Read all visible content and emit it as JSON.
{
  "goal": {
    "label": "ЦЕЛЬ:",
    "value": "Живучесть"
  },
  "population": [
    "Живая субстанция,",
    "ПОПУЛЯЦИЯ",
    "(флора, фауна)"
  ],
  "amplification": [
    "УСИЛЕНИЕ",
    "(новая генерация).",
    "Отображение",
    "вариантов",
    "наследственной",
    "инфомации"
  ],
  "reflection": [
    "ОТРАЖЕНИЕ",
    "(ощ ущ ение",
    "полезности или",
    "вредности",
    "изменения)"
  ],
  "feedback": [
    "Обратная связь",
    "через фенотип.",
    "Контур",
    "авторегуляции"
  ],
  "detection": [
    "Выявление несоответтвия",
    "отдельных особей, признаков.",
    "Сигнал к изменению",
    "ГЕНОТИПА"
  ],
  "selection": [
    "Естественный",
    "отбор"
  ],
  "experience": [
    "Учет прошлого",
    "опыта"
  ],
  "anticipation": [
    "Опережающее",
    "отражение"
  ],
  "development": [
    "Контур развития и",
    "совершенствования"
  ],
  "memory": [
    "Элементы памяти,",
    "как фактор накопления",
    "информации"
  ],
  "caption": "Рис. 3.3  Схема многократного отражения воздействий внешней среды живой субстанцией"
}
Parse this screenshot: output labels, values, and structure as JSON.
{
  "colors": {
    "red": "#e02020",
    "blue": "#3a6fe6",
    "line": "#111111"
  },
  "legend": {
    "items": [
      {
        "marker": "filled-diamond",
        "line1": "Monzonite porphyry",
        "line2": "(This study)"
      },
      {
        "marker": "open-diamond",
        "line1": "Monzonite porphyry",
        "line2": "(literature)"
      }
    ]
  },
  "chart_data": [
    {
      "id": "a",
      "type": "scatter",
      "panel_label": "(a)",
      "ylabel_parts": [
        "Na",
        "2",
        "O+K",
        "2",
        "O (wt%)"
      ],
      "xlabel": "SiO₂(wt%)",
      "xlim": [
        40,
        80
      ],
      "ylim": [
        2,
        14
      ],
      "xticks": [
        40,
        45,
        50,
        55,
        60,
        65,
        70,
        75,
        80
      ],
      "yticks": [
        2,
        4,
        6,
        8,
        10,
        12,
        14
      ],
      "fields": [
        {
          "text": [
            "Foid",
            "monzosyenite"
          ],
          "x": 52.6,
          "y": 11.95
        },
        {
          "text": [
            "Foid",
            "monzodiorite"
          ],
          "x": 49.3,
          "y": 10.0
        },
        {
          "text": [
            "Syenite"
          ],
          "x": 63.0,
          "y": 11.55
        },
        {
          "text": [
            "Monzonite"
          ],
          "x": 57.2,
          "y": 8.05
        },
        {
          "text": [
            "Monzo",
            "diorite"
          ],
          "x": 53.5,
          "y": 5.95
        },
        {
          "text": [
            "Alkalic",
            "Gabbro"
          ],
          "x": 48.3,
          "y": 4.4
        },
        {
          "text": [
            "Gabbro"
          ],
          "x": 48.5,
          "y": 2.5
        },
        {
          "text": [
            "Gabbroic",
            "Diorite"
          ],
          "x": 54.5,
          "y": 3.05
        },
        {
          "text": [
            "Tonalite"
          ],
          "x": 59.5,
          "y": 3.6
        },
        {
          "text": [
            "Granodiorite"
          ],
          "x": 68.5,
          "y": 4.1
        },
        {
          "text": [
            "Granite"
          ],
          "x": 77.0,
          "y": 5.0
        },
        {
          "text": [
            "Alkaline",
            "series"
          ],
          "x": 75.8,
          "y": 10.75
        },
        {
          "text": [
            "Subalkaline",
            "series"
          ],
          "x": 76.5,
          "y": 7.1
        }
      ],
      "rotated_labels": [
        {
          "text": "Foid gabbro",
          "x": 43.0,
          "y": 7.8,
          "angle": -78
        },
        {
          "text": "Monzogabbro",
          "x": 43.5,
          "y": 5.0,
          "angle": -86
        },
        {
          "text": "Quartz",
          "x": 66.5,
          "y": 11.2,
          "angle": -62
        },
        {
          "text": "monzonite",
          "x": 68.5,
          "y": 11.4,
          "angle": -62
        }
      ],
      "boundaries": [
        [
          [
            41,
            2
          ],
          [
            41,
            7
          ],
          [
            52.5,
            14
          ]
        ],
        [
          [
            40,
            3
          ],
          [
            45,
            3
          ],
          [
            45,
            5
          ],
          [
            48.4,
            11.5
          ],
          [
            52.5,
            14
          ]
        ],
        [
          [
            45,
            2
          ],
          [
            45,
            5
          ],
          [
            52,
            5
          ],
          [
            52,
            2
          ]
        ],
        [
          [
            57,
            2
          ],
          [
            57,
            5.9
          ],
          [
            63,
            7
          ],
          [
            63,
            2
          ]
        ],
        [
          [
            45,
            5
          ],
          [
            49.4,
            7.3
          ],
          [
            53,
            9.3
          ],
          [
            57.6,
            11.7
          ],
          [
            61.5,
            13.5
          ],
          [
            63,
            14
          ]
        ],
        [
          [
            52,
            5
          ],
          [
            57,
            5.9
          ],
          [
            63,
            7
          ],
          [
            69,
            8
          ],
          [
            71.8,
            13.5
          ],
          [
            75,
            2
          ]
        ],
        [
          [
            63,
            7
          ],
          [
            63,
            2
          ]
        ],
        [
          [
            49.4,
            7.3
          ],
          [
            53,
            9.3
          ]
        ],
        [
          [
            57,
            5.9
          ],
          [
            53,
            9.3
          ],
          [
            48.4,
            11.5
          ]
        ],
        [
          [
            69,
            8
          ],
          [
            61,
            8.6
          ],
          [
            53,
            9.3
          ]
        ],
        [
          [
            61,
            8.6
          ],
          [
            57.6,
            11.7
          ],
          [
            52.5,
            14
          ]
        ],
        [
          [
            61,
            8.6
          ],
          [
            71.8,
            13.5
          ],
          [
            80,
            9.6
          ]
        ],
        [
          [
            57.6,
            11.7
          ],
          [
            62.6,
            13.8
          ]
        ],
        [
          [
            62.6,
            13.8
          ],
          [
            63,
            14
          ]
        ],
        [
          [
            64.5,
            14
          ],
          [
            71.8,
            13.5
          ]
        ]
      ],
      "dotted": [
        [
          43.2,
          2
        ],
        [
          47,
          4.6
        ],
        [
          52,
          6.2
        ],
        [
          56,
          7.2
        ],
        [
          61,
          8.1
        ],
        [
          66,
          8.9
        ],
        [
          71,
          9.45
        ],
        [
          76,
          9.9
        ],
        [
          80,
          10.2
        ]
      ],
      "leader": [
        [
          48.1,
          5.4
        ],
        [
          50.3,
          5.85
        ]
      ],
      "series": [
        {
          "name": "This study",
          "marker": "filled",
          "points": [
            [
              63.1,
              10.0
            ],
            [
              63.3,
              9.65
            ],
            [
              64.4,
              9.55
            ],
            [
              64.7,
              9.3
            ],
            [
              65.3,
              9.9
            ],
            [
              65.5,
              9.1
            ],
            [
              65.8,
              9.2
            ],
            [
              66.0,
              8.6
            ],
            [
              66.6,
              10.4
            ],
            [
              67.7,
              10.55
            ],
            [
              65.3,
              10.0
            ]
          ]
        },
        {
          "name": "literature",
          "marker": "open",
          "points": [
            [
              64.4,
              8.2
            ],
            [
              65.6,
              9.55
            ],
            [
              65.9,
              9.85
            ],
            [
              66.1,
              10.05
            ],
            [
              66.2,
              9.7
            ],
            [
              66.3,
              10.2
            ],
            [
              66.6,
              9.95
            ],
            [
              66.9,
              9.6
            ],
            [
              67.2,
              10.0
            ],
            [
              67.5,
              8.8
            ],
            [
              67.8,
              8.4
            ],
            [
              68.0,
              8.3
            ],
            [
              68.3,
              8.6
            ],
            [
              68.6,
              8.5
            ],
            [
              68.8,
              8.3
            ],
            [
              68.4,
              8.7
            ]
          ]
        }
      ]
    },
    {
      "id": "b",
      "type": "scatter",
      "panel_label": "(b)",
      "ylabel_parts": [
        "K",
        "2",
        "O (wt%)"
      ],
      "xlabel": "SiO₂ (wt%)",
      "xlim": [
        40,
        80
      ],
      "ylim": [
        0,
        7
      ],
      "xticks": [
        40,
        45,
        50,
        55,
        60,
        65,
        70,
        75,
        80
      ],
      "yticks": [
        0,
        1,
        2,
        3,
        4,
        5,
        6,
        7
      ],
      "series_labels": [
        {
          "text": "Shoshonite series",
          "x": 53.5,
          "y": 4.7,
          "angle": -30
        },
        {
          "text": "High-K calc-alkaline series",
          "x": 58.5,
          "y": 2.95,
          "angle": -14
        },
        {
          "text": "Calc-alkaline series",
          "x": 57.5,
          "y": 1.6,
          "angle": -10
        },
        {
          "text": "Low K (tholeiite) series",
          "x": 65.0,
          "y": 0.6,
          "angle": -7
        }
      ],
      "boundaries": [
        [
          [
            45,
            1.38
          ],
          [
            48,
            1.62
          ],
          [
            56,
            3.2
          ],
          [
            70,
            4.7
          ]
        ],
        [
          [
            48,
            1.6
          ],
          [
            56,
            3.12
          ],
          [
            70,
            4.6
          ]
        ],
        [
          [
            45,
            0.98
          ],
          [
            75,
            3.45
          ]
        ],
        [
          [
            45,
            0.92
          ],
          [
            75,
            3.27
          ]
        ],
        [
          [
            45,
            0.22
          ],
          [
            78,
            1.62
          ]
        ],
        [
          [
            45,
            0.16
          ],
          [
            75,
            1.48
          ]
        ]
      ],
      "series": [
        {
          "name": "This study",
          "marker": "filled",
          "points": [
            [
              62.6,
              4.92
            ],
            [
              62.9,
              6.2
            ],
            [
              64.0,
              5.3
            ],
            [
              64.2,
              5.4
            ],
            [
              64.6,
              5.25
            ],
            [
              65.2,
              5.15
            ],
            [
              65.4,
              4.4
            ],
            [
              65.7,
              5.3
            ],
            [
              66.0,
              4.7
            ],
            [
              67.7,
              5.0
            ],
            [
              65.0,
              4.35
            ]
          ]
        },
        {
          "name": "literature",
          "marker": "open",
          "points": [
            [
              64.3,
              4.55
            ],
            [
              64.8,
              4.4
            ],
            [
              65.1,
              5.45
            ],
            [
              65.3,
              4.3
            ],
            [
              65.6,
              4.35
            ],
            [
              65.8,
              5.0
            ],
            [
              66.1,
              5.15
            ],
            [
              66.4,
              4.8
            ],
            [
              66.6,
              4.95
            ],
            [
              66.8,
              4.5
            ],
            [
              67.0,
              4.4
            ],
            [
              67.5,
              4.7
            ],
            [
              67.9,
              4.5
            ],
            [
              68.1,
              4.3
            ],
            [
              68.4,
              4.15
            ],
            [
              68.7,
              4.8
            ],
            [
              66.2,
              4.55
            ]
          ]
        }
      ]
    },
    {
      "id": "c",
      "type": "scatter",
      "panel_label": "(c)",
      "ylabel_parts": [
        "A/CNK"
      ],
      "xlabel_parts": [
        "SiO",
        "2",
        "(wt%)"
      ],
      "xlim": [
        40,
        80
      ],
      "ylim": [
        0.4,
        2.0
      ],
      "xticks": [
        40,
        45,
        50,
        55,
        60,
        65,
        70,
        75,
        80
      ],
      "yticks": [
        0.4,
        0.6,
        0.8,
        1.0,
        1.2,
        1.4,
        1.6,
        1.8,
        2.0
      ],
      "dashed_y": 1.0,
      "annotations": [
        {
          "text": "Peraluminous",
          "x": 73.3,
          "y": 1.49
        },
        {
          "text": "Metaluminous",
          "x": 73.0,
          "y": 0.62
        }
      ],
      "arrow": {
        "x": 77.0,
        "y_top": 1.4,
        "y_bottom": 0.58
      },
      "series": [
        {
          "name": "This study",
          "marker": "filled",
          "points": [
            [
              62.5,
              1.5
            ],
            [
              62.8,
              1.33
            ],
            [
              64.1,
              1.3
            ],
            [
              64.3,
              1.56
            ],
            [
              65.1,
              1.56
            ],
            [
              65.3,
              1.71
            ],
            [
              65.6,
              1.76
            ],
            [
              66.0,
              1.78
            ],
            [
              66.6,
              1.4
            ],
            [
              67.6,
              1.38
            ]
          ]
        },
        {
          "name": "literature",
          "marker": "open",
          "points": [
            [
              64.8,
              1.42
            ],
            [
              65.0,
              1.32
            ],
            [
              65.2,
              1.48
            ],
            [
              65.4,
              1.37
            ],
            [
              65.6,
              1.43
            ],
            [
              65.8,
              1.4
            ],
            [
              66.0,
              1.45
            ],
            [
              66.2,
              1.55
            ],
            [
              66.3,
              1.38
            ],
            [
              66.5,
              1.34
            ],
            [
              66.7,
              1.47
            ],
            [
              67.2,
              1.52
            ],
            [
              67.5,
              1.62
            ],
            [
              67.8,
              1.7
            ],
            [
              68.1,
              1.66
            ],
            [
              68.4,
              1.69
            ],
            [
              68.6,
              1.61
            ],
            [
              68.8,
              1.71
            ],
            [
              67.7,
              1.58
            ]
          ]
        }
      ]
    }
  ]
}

+---+

What this task involves:
Find the word "angle" in the entries, and copy every line it shows up in.

Written response:
          "angle": -78
          "angle": -86
          "angle": -62
          "angle": -62
          "angle": -30
          "angle": -14
          "angle": -10
          "angle": -7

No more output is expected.